## START DATA PROVIDED
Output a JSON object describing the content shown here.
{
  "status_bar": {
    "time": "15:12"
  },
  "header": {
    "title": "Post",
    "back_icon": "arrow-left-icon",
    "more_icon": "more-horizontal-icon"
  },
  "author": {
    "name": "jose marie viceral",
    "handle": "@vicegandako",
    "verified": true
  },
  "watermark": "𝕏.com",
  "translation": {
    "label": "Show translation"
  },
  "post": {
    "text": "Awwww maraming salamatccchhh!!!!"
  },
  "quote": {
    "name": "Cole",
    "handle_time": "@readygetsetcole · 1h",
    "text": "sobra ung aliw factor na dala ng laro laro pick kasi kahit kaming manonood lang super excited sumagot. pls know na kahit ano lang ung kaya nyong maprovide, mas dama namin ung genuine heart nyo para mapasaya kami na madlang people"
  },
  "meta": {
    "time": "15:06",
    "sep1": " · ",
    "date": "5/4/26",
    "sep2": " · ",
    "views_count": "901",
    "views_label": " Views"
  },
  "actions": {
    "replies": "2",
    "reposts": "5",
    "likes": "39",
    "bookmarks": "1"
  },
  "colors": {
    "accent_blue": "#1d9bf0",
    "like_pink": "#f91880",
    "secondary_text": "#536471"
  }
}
## END DATA PROVIDED
* _THE REQUEST_
State how many lines of the entries above include the word "icon", offering no text other than the number.

* _EXERCISE OUTPUT_
2